Stored data
-- START --
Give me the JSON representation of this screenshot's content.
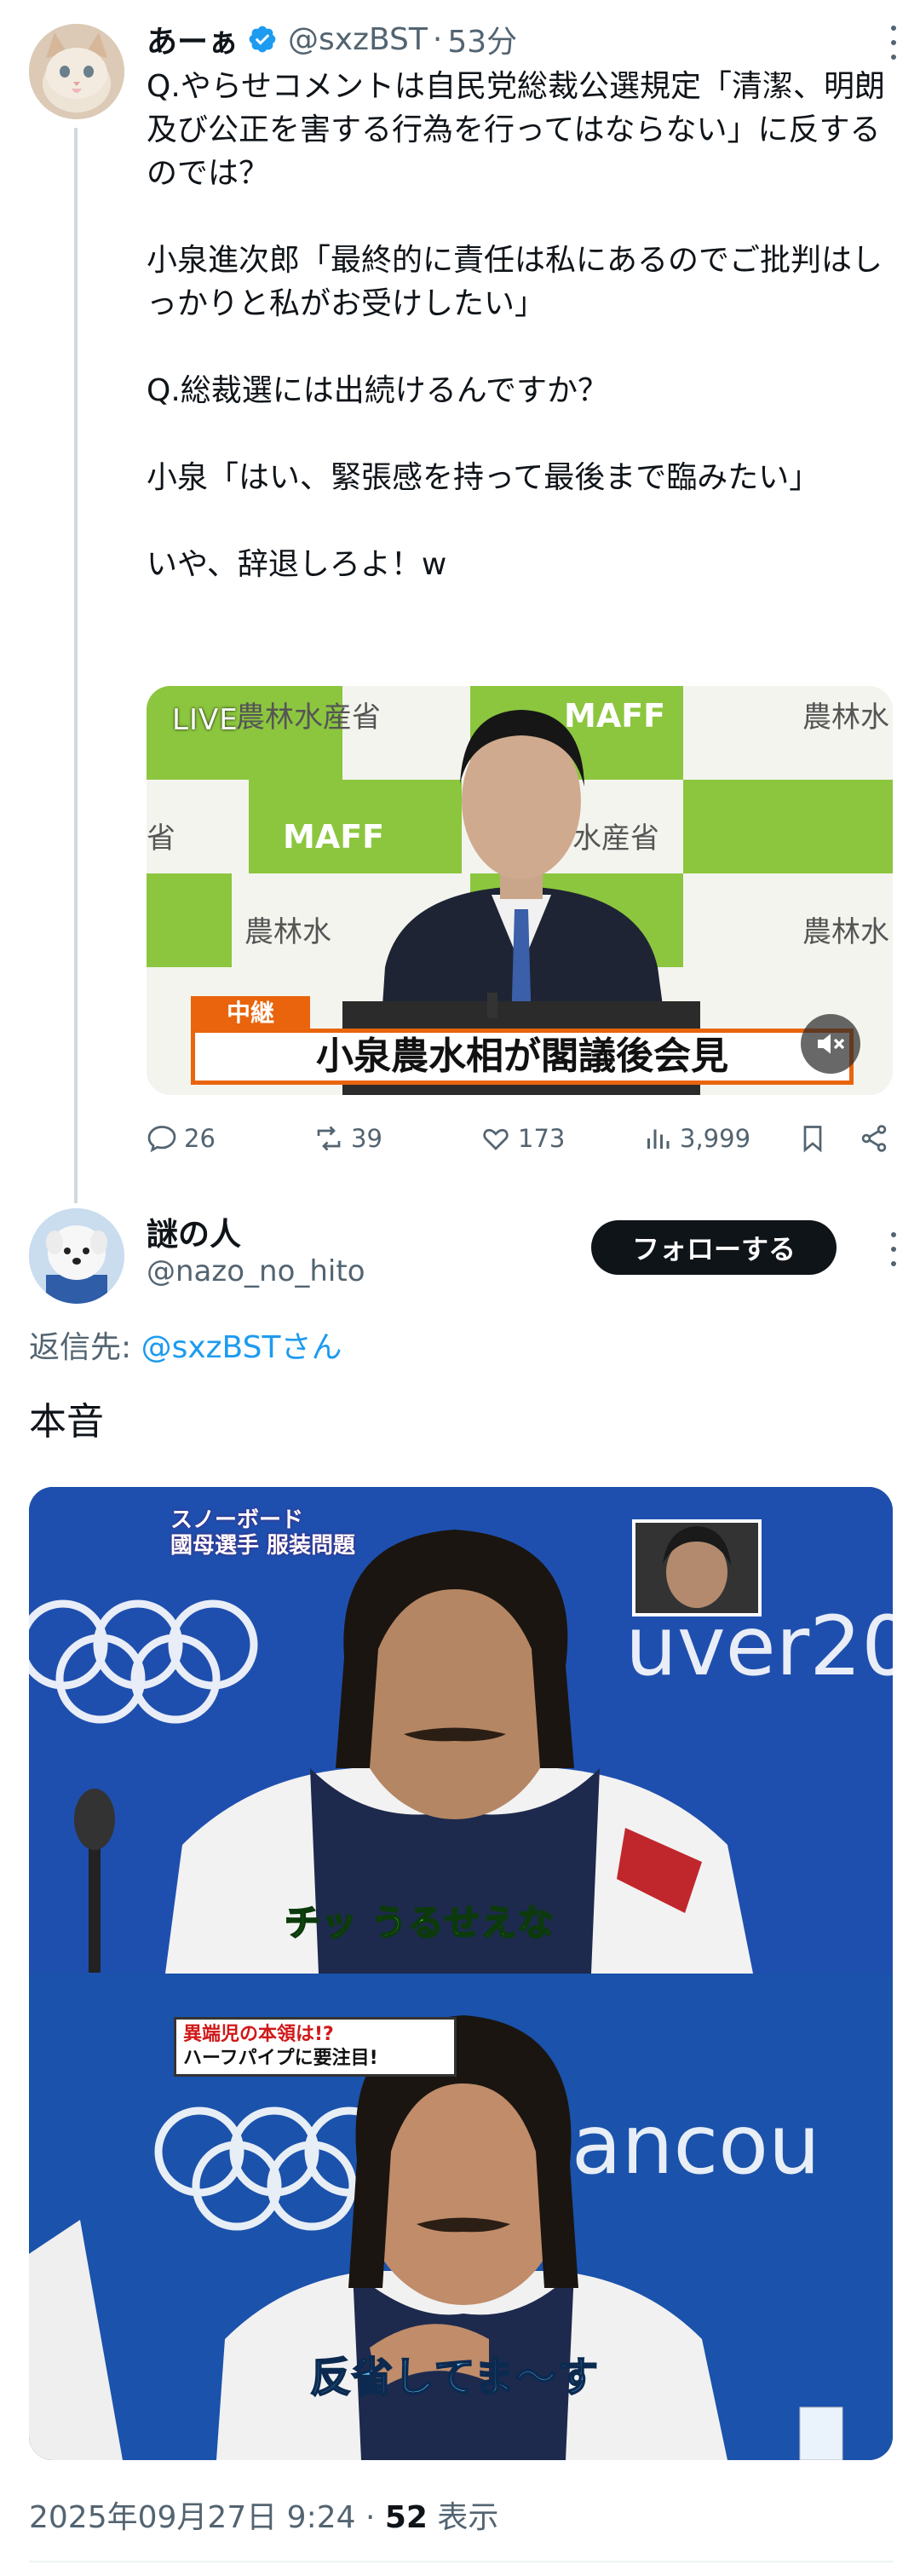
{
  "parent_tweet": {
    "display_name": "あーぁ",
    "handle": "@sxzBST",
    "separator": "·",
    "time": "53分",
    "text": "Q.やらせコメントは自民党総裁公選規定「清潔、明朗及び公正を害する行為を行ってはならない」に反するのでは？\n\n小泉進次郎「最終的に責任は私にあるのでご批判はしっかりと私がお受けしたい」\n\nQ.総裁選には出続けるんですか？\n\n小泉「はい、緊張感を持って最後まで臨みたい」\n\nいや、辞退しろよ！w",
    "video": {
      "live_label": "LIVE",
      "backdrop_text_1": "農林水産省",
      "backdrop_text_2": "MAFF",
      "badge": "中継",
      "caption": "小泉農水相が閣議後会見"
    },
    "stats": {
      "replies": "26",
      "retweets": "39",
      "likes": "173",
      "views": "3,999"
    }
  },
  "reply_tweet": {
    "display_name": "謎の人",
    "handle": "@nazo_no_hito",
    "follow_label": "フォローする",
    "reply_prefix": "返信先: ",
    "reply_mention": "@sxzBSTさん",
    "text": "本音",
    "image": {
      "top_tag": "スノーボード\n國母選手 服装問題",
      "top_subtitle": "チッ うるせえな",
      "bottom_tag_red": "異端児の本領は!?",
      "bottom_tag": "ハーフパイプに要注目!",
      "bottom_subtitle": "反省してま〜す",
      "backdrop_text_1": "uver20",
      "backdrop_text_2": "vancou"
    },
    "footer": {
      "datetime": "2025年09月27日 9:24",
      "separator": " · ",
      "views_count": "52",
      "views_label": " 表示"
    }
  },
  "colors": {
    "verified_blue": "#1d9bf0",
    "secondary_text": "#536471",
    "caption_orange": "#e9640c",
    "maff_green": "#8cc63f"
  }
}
-- END --
-- START --
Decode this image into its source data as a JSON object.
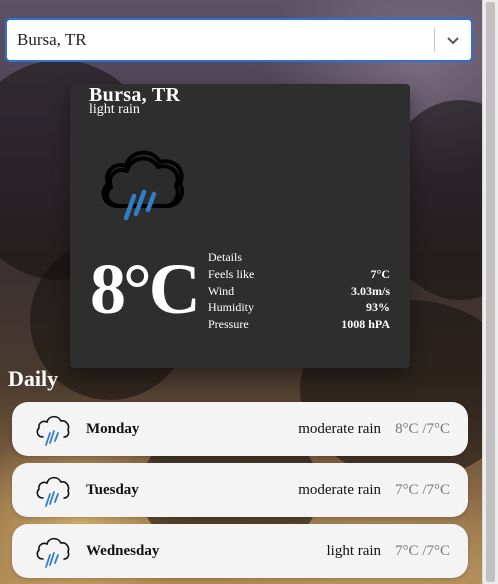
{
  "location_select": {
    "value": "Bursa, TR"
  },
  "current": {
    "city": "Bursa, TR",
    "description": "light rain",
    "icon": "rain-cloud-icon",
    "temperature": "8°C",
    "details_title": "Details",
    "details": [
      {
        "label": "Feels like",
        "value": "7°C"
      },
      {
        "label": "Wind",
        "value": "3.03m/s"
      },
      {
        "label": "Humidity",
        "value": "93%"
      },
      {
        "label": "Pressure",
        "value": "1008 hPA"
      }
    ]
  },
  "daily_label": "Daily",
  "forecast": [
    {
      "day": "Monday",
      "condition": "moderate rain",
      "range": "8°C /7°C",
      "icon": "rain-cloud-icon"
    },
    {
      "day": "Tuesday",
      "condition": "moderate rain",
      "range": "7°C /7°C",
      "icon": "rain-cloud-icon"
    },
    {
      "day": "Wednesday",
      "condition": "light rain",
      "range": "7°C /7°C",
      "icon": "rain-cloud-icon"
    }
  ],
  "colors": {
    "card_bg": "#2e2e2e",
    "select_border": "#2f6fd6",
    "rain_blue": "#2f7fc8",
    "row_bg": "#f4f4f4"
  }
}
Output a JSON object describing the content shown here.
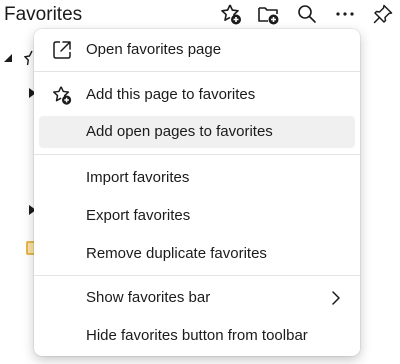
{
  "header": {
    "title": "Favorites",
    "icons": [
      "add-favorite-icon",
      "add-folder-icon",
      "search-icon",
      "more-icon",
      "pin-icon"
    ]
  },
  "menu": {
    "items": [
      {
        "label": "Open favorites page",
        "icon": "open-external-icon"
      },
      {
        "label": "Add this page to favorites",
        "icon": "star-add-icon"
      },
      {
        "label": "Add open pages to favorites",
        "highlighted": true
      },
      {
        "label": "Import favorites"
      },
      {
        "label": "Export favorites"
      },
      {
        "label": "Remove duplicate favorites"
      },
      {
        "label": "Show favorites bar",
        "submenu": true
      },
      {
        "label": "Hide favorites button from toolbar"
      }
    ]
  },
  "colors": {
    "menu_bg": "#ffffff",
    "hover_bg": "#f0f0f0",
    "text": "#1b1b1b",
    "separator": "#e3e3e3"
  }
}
-- END --
TASK OBJECTIVE
Identify all lines in the records above with the word "content".

ANSWER BELOW
Give me the JSON representation of this screenshot's content.
Output a JSON object describing the content shown here.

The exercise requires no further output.